> **Stated exercise**: Scan the material that follows. Copy every line containing the word "JSON".

#### Dataset entries ####

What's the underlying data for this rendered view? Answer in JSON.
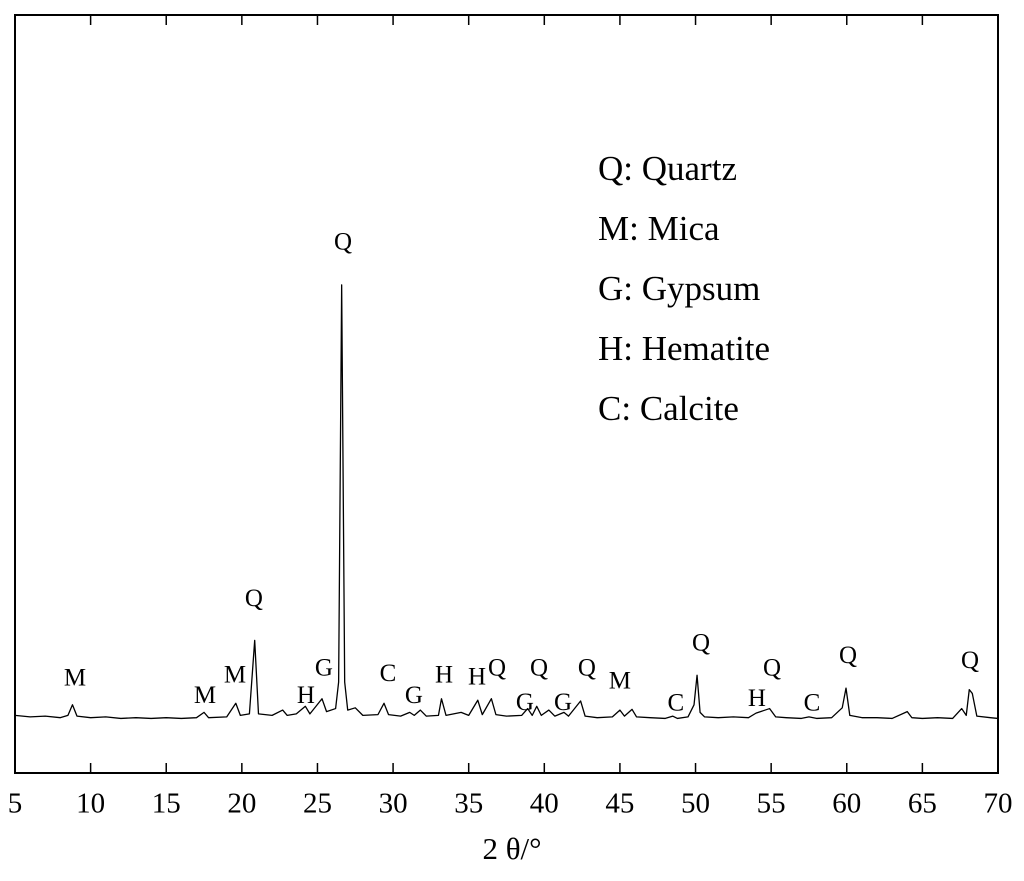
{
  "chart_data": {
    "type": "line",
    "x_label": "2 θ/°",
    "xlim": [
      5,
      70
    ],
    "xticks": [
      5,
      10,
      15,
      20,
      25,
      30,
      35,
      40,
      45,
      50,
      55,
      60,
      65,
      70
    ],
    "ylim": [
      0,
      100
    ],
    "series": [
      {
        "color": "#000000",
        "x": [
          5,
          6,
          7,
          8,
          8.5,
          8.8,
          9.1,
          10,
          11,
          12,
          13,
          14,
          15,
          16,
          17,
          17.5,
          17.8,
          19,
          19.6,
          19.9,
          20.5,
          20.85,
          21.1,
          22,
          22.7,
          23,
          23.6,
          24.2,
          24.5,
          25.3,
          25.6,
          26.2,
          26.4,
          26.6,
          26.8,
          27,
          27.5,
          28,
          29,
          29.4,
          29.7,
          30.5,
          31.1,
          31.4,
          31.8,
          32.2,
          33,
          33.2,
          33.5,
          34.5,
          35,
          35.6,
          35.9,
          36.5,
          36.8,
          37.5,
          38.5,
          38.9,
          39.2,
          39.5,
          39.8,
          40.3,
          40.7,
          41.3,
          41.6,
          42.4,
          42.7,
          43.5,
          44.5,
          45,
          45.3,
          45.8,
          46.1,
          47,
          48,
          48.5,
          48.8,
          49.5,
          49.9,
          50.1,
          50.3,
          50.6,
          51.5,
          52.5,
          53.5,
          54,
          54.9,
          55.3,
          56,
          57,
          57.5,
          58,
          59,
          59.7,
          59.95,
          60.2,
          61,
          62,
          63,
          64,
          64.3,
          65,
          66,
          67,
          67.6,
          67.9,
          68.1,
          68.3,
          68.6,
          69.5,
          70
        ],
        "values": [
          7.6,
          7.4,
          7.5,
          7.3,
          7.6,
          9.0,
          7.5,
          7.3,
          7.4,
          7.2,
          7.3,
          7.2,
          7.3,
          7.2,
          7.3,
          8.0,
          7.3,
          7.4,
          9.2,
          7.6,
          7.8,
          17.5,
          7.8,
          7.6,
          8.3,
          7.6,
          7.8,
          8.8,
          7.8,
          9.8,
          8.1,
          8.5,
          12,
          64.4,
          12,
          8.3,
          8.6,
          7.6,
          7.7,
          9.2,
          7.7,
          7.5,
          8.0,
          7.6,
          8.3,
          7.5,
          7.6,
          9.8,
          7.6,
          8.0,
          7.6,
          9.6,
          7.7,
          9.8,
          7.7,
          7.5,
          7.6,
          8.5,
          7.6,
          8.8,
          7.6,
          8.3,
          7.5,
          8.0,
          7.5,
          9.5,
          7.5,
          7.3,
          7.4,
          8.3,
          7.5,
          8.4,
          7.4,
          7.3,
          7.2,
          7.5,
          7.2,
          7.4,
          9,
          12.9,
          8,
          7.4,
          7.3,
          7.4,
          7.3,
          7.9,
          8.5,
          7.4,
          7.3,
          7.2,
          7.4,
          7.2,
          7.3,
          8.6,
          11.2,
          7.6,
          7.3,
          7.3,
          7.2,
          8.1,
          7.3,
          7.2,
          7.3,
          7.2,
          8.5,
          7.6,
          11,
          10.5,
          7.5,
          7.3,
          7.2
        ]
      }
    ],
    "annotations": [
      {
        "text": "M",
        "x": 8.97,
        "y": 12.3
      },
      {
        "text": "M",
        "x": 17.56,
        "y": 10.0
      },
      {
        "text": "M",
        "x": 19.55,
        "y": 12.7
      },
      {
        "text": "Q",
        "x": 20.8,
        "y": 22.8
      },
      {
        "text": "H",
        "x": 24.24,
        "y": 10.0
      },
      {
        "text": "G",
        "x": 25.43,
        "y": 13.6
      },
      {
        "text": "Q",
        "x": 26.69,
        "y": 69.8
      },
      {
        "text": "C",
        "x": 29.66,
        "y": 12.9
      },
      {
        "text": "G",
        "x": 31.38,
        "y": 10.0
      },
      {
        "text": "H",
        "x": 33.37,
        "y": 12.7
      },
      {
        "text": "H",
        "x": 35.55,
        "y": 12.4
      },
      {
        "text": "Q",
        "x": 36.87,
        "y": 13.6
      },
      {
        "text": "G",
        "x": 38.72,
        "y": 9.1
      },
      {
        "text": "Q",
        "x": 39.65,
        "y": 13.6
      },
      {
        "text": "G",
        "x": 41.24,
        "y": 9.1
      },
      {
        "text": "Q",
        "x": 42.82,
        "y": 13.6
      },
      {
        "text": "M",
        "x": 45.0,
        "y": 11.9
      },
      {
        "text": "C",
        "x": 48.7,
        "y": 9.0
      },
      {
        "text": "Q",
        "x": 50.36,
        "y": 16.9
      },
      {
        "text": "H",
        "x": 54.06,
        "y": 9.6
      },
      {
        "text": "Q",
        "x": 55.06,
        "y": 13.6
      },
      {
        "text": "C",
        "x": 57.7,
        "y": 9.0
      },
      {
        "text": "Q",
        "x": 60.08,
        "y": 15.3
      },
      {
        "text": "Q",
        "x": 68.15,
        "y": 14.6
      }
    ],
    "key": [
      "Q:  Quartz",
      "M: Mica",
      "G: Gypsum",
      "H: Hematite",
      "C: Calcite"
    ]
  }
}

####
#### Dataset entries ####

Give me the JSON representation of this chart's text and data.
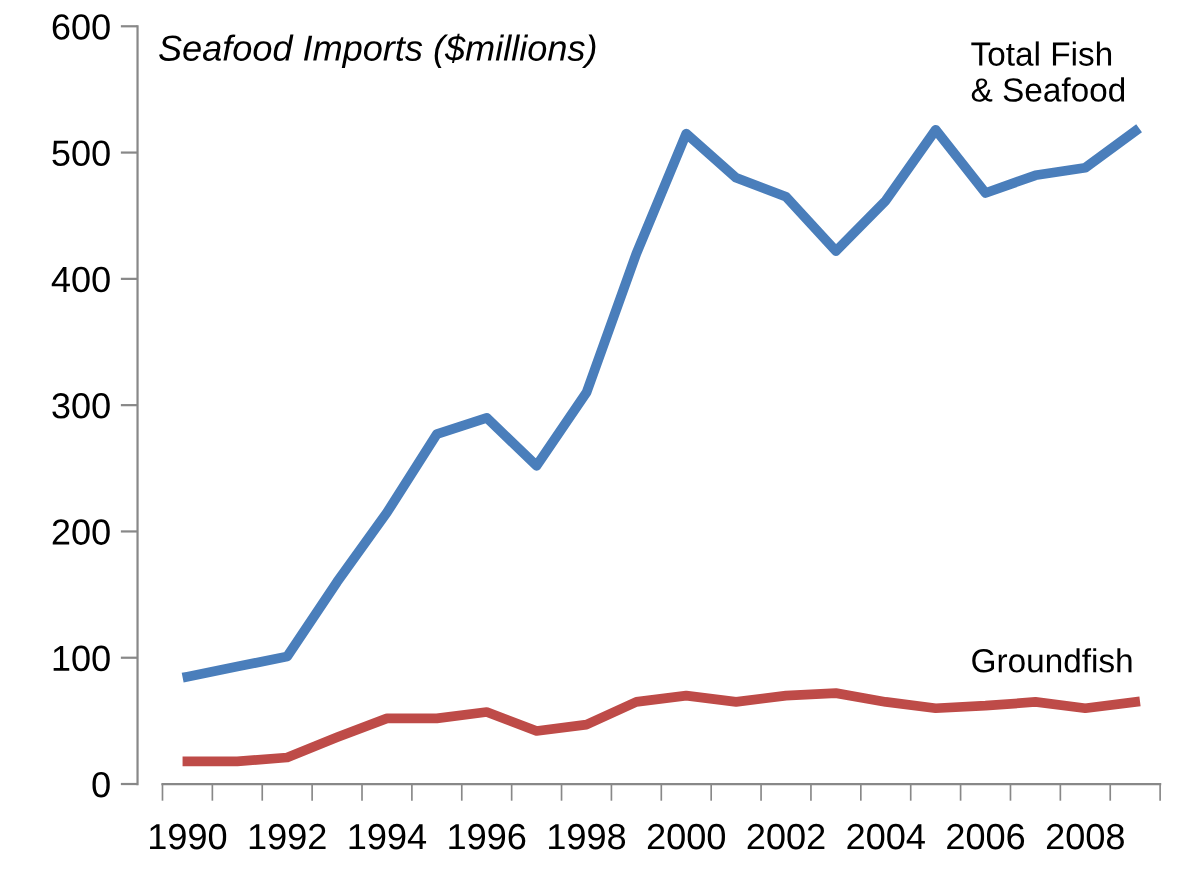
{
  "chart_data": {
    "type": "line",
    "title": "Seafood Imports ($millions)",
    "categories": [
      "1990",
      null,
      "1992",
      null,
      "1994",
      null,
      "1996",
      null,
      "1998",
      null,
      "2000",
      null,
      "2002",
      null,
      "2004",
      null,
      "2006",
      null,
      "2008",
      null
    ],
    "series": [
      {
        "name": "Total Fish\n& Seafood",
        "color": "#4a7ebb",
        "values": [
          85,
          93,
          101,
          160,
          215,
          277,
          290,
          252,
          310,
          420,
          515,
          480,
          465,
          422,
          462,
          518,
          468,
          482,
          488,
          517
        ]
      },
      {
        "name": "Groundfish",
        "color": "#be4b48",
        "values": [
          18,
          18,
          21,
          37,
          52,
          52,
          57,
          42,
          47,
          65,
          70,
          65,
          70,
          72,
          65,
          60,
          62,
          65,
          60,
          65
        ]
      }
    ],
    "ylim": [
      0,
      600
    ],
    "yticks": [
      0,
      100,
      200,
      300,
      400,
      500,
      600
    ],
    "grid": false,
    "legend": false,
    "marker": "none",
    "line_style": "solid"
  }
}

####

> **Solution for this problem**:
What's the underlying data for this rendered view? Answer in JSON.
Give me the JSON representation of this chart's text and data.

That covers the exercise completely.